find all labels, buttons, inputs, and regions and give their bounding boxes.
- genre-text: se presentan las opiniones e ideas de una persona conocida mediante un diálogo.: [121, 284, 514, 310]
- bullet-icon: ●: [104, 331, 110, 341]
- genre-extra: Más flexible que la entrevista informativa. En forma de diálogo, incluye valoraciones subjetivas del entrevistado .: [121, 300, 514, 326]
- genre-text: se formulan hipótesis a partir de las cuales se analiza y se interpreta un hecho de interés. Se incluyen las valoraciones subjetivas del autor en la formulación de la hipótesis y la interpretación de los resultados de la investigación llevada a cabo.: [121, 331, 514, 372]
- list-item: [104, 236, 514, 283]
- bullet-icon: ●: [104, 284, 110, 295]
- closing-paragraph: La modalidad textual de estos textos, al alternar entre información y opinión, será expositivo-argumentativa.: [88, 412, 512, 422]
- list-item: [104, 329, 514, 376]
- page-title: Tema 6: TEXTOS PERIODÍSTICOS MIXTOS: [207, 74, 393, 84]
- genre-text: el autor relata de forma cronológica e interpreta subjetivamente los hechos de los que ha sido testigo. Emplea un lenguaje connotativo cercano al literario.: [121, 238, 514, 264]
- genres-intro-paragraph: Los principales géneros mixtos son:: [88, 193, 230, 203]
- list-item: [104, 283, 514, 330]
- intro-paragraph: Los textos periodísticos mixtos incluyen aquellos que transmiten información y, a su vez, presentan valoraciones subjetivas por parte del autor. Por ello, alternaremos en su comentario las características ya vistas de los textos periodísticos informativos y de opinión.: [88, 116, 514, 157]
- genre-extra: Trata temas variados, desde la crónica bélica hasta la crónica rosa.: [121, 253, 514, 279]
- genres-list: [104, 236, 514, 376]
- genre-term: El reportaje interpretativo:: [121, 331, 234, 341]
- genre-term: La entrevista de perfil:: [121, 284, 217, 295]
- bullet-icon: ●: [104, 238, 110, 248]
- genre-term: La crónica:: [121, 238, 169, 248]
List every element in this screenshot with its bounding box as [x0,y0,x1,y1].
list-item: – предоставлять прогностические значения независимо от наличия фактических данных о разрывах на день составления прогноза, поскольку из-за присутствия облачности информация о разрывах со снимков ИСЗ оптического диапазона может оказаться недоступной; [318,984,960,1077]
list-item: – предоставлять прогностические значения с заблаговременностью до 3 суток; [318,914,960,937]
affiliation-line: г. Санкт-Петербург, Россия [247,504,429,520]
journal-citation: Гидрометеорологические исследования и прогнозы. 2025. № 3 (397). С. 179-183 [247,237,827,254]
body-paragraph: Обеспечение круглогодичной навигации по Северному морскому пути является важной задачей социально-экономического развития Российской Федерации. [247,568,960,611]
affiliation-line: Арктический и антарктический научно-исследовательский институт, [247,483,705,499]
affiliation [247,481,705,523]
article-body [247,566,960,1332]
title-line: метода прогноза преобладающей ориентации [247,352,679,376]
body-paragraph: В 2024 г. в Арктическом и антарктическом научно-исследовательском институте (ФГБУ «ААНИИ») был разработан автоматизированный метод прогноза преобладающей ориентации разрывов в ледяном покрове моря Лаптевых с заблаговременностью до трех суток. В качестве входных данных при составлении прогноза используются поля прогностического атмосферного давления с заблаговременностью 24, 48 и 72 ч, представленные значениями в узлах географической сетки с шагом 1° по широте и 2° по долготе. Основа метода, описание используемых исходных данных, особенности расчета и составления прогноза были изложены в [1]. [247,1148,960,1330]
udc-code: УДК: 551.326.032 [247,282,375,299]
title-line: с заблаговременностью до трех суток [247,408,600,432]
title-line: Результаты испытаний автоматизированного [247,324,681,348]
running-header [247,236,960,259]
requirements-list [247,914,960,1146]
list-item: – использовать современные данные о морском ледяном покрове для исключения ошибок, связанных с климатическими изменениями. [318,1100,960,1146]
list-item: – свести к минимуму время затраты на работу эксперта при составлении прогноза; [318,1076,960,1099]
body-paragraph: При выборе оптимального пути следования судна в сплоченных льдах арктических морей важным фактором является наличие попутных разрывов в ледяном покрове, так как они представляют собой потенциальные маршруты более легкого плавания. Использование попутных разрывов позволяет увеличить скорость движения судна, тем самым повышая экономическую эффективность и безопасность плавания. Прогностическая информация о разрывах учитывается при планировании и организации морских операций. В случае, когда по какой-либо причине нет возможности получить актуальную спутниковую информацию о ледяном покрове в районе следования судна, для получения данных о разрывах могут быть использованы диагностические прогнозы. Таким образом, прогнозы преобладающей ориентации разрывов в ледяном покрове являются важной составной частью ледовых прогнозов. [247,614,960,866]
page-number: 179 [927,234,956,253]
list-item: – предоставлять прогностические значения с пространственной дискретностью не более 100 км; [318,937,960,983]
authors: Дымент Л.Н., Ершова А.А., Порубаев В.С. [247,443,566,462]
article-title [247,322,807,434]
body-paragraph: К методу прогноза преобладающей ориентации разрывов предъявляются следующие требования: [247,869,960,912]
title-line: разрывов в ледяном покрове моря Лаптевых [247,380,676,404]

## WRITTEN TASK
Copy out every line of the records above, keeping each one unchanged and in the same order.

## IN RESPONSE
find all labels, buttons, inputs, and regions and give their bounding boxes.
- genre-text: se presentan las opiniones e ideas de una persona conocida mediante un diálogo.: [121, 284, 514, 310]
- bullet-icon: ●: [104, 331, 110, 341]
- genre-extra: Más flexible que la entrevista informativa. En forma de diálogo, incluye valoraciones subjetivas del entrevistado .: [121, 300, 514, 326]
- genre-text: se formulan hipótesis a partir de las cuales se analiza y se interpreta un hecho de interés. Se incluyen las valoraciones subjetivas del autor en la formulación de la hipótesis y la interpretación de los resultados de la investigación llevada a cabo.: [121, 331, 514, 372]
- list-item: [104, 236, 514, 283]
- bullet-icon: ●: [104, 284, 110, 295]
- closing-paragraph: La modalidad textual de estos textos, al alternar entre información y opinión, será expositivo-argumentativa.: [88, 412, 512, 422]
- list-item: [104, 329, 514, 376]
- page-title: Tema 6: TEXTOS PERIODÍSTICOS MIXTOS: [207, 74, 393, 84]
- genre-text: el autor relata de forma cronológica e interpreta subjetivamente los hechos de los que ha sido testigo. Emplea un lenguaje connotativo cercano al literario.: [121, 238, 514, 264]
- genres-intro-paragraph: Los principales géneros mixtos son:: [88, 193, 230, 203]
- list-item: [104, 283, 514, 330]
- intro-paragraph: Los textos periodísticos mixtos incluyen aquellos que transmiten información y, a su vez, presentan valoraciones subjetivas por parte del autor. Por ello, alternaremos en su comentario las características ya vistas de los textos periodísticos informativos y de opinión.: [88, 116, 514, 157]
- genre-extra: Trata temas variados, desde la crónica bélica hasta la crónica rosa.: [121, 253, 514, 279]
- genres-list: [104, 236, 514, 376]
- genre-term: El reportaje interpretativo:: [121, 331, 234, 341]
- genre-term: La entrevista de perfil:: [121, 284, 217, 295]
- bullet-icon: ●: [104, 238, 110, 248]
- genre-term: La crónica:: [121, 238, 169, 248]
List every element in this screenshot with its bounding box as [x0,y0,x1,y1].
list-item: – предоставлять прогностические значения независимо от наличия фактических данных о разрывах на день составления прогноза, поскольку из-за присутствия облачности информация о разрывах со снимков ИСЗ оптического диапазона может оказаться недоступной; [318,984,960,1077]
list-item: – предоставлять прогностические значения с заблаговременностью до 3 суток; [318,914,960,937]
affiliation-line: г. Санкт-Петербург, Россия [247,504,429,520]
journal-citation: Гидрометеорологические исследования и прогнозы. 2025. № 3 (397). С. 179-183 [247,237,827,254]
body-paragraph: Обеспечение круглогодичной навигации по Северному морскому пути является важной задачей социально-экономического развития Российской Федерации. [247,568,960,611]
affiliation-line: Арктический и антарктический научно-исследовательский институт, [247,483,705,499]
affiliation [247,481,705,523]
article-body [247,566,960,1332]
title-line: метода прогноза преобладающей ориентации [247,352,679,376]
body-paragraph: В 2024 г. в Арктическом и антарктическом научно-исследовательском институте (ФГБУ «ААНИИ») был разработан автоматизированный метод прогноза преобладающей ориентации разрывов в ледяном покрове моря Лаптевых с заблаговременностью до трех суток. В качестве входных данных при составлении прогноза используются поля прогностического атмосферного давления с заблаговременностью 24, 48 и 72 ч, представленные значениями в узлах географической сетки с шагом 1° по широте и 2° по долготе. Основа метода, описание используемых исходных данных, особенности расчета и составления прогноза были изложены в [1]. [247,1148,960,1330]
udc-code: УДК: 551.326.032 [247,282,375,299]
title-line: с заблаговременностью до трех суток [247,408,600,432]
title-line: Результаты испытаний автоматизированного [247,324,681,348]
running-header [247,236,960,259]
requirements-list [247,914,960,1146]
list-item: – использовать современные данные о морском ледяном покрове для исключения ошибок, связанных с климатическими изменениями. [318,1100,960,1146]
list-item: – свести к минимуму время затраты на работу эксперта при составлении прогноза; [318,1076,960,1099]
body-paragraph: При выборе оптимального пути следования судна в сплоченных льдах арктических морей важным фактором является наличие попутных разрывов в ледяном покрове, так как они представляют собой потенциальные маршруты более легкого плавания. Использование попутных разрывов позволяет увеличить скорость движения судна, тем самым повышая экономическую эффективность и безопасность плавания. Прогностическая информация о разрывах учитывается при планировании и организации морских операций. В случае, когда по какой-либо причине нет возможности получить актуальную спутниковую информацию о ледяном покрове в районе следования судна, для получения данных о разрывах могут быть использованы диагностические прогнозы. Таким образом, прогнозы преобладающей ориентации разрывов в ледяном покрове являются важной составной частью ледовых прогнозов. [247,614,960,866]
page-number: 179 [927,234,956,253]
list-item: – предоставлять прогностические значения с пространственной дискретностью не более 100 км; [318,937,960,983]
authors: Дымент Л.Н., Ершова А.А., Порубаев В.С. [247,443,566,462]
article-title [247,322,807,434]
body-paragraph: К методу прогноза преобладающей ориентации разрывов предъявляются следующие требования: [247,869,960,912]
title-line: разрывов в ледяном покрове моря Лаптевых [247,380,676,404]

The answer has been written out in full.